● **Task to carry out**:
Copy out each line exactly; pictures stay out of the copy.

Figure content listings
--
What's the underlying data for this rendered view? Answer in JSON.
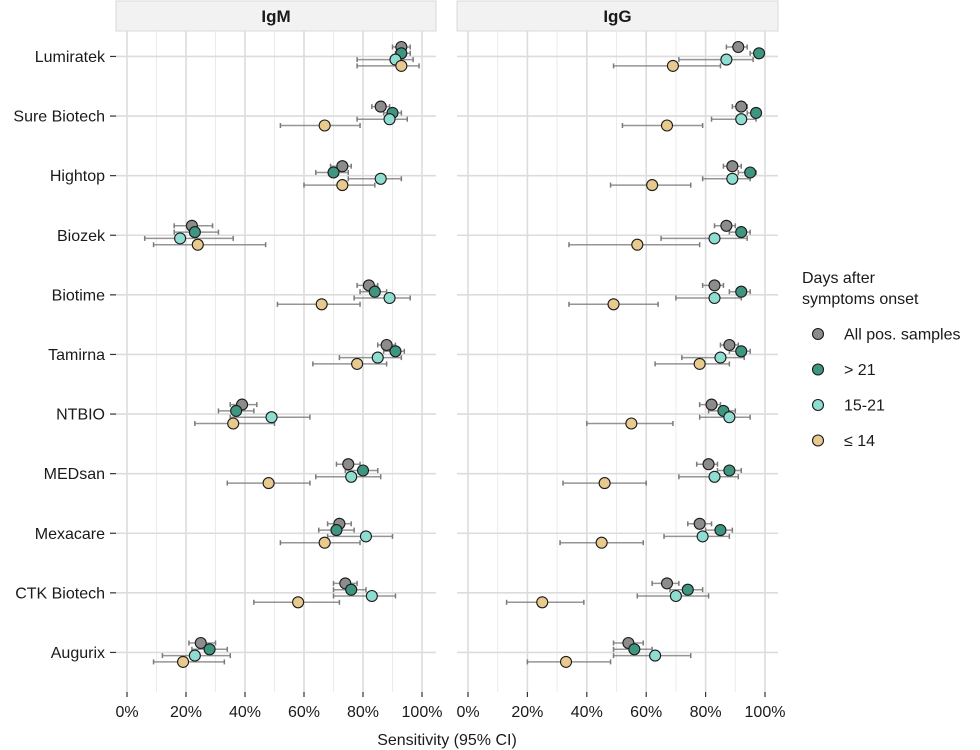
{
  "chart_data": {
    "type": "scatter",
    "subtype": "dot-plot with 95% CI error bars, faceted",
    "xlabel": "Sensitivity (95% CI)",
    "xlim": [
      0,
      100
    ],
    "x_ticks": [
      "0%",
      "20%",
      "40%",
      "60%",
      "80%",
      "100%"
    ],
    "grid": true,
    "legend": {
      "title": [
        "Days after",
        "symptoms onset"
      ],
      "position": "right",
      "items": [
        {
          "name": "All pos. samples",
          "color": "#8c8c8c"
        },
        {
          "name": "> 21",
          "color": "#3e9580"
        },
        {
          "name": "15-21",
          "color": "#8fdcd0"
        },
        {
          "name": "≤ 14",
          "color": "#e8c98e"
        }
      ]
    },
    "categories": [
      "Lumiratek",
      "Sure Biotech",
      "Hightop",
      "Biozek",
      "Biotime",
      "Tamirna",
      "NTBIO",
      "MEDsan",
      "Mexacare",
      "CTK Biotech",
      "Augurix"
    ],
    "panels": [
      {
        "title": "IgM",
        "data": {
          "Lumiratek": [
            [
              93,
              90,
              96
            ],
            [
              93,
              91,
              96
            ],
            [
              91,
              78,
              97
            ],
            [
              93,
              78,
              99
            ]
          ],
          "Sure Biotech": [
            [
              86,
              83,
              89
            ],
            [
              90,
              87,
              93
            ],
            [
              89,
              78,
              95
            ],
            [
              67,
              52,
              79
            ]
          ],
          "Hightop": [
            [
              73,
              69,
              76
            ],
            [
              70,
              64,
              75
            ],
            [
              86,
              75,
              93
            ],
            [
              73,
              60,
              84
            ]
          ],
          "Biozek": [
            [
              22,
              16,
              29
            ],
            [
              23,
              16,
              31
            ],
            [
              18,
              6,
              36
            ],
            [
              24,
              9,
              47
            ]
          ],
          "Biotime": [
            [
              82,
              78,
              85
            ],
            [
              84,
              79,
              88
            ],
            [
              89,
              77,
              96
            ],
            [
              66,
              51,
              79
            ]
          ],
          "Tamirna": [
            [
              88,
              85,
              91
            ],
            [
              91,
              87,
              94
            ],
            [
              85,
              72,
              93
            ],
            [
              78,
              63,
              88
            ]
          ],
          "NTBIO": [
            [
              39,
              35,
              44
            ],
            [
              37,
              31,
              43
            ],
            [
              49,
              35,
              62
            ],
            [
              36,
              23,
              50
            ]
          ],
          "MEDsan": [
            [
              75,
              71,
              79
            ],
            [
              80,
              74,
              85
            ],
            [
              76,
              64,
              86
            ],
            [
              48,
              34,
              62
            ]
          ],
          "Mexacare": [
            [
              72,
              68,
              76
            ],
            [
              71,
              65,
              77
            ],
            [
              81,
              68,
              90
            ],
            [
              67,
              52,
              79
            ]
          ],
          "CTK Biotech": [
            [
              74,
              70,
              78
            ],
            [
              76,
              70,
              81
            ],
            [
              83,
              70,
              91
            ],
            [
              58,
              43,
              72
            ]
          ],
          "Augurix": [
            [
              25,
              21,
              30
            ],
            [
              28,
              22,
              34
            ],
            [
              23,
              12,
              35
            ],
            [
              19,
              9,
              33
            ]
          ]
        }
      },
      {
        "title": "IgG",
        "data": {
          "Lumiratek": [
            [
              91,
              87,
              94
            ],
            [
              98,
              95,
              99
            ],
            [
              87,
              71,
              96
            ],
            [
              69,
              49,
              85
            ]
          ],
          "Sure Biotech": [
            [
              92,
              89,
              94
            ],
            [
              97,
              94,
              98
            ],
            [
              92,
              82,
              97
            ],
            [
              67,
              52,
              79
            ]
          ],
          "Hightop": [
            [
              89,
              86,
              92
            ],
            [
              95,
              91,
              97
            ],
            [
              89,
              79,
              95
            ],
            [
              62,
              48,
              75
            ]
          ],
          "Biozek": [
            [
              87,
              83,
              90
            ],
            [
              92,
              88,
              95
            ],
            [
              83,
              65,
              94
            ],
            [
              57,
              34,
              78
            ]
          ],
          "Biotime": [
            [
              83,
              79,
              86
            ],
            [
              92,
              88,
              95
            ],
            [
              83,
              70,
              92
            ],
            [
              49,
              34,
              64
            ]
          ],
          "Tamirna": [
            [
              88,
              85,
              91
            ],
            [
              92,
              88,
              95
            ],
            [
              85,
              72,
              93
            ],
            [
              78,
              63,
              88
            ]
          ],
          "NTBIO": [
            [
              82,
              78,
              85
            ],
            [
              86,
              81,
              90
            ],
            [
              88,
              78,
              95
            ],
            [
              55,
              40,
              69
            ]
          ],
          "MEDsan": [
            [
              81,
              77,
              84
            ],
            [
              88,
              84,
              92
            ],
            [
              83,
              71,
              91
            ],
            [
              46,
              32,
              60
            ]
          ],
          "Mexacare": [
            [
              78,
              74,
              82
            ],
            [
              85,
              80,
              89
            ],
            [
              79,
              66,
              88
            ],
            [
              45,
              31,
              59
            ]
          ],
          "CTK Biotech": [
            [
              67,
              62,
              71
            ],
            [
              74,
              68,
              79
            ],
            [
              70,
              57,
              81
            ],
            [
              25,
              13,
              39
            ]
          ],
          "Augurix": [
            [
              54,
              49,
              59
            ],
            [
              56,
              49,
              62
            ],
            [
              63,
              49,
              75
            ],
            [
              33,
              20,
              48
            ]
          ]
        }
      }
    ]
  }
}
--
● **Output of the exercise**:
What's the underlying data for this rendered view? Answer in JSON.
{
  "chart_data": {
    "type": "scatter",
    "subtype": "dot-plot with 95% CI error bars, faceted",
    "xlabel": "Sensitivity (95% CI)",
    "xlim": [
      0,
      100
    ],
    "x_ticks": [
      "0%",
      "20%",
      "40%",
      "60%",
      "80%",
      "100%"
    ],
    "grid": true,
    "legend": {
      "title": [
        "Days after",
        "symptoms onset"
      ],
      "position": "right",
      "items": [
        {
          "name": "All pos. samples",
          "color": "#8c8c8c"
        },
        {
          "name": "> 21",
          "color": "#3e9580"
        },
        {
          "name": "15-21",
          "color": "#8fdcd0"
        },
        {
          "name": "≤ 14",
          "color": "#e8c98e"
        }
      ]
    },
    "categories": [
      "Lumiratek",
      "Sure Biotech",
      "Hightop",
      "Biozek",
      "Biotime",
      "Tamirna",
      "NTBIO",
      "MEDsan",
      "Mexacare",
      "CTK Biotech",
      "Augurix"
    ],
    "panels": [
      {
        "title": "IgM",
        "data": {
          "Lumiratek": [
            [
              93,
              90,
              96
            ],
            [
              93,
              91,
              96
            ],
            [
              91,
              78,
              97
            ],
            [
              93,
              78,
              99
            ]
          ],
          "Sure Biotech": [
            [
              86,
              83,
              89
            ],
            [
              90,
              87,
              93
            ],
            [
              89,
              78,
              95
            ],
            [
              67,
              52,
              79
            ]
          ],
          "Hightop": [
            [
              73,
              69,
              76
            ],
            [
              70,
              64,
              75
            ],
            [
              86,
              75,
              93
            ],
            [
              73,
              60,
              84
            ]
          ],
          "Biozek": [
            [
              22,
              16,
              29
            ],
            [
              23,
              16,
              31
            ],
            [
              18,
              6,
              36
            ],
            [
              24,
              9,
              47
            ]
          ],
          "Biotime": [
            [
              82,
              78,
              85
            ],
            [
              84,
              79,
              88
            ],
            [
              89,
              77,
              96
            ],
            [
              66,
              51,
              79
            ]
          ],
          "Tamirna": [
            [
              88,
              85,
              91
            ],
            [
              91,
              87,
              94
            ],
            [
              85,
              72,
              93
            ],
            [
              78,
              63,
              88
            ]
          ],
          "NTBIO": [
            [
              39,
              35,
              44
            ],
            [
              37,
              31,
              43
            ],
            [
              49,
              35,
              62
            ],
            [
              36,
              23,
              50
            ]
          ],
          "MEDsan": [
            [
              75,
              71,
              79
            ],
            [
              80,
              74,
              85
            ],
            [
              76,
              64,
              86
            ],
            [
              48,
              34,
              62
            ]
          ],
          "Mexacare": [
            [
              72,
              68,
              76
            ],
            [
              71,
              65,
              77
            ],
            [
              81,
              68,
              90
            ],
            [
              67,
              52,
              79
            ]
          ],
          "CTK Biotech": [
            [
              74,
              70,
              78
            ],
            [
              76,
              70,
              81
            ],
            [
              83,
              70,
              91
            ],
            [
              58,
              43,
              72
            ]
          ],
          "Augurix": [
            [
              25,
              21,
              30
            ],
            [
              28,
              22,
              34
            ],
            [
              23,
              12,
              35
            ],
            [
              19,
              9,
              33
            ]
          ]
        }
      },
      {
        "title": "IgG",
        "data": {
          "Lumiratek": [
            [
              91,
              87,
              94
            ],
            [
              98,
              95,
              99
            ],
            [
              87,
              71,
              96
            ],
            [
              69,
              49,
              85
            ]
          ],
          "Sure Biotech": [
            [
              92,
              89,
              94
            ],
            [
              97,
              94,
              98
            ],
            [
              92,
              82,
              97
            ],
            [
              67,
              52,
              79
            ]
          ],
          "Hightop": [
            [
              89,
              86,
              92
            ],
            [
              95,
              91,
              97
            ],
            [
              89,
              79,
              95
            ],
            [
              62,
              48,
              75
            ]
          ],
          "Biozek": [
            [
              87,
              83,
              90
            ],
            [
              92,
              88,
              95
            ],
            [
              83,
              65,
              94
            ],
            [
              57,
              34,
              78
            ]
          ],
          "Biotime": [
            [
              83,
              79,
              86
            ],
            [
              92,
              88,
              95
            ],
            [
              83,
              70,
              92
            ],
            [
              49,
              34,
              64
            ]
          ],
          "Tamirna": [
            [
              88,
              85,
              91
            ],
            [
              92,
              88,
              95
            ],
            [
              85,
              72,
              93
            ],
            [
              78,
              63,
              88
            ]
          ],
          "NTBIO": [
            [
              82,
              78,
              85
            ],
            [
              86,
              81,
              90
            ],
            [
              88,
              78,
              95
            ],
            [
              55,
              40,
              69
            ]
          ],
          "MEDsan": [
            [
              81,
              77,
              84
            ],
            [
              88,
              84,
              92
            ],
            [
              83,
              71,
              91
            ],
            [
              46,
              32,
              60
            ]
          ],
          "Mexacare": [
            [
              78,
              74,
              82
            ],
            [
              85,
              80,
              89
            ],
            [
              79,
              66,
              88
            ],
            [
              45,
              31,
              59
            ]
          ],
          "CTK Biotech": [
            [
              67,
              62,
              71
            ],
            [
              74,
              68,
              79
            ],
            [
              70,
              57,
              81
            ],
            [
              25,
              13,
              39
            ]
          ],
          "Augurix": [
            [
              54,
              49,
              59
            ],
            [
              56,
              49,
              62
            ],
            [
              63,
              49,
              75
            ],
            [
              33,
              20,
              48
            ]
          ]
        }
      }
    ]
  }
}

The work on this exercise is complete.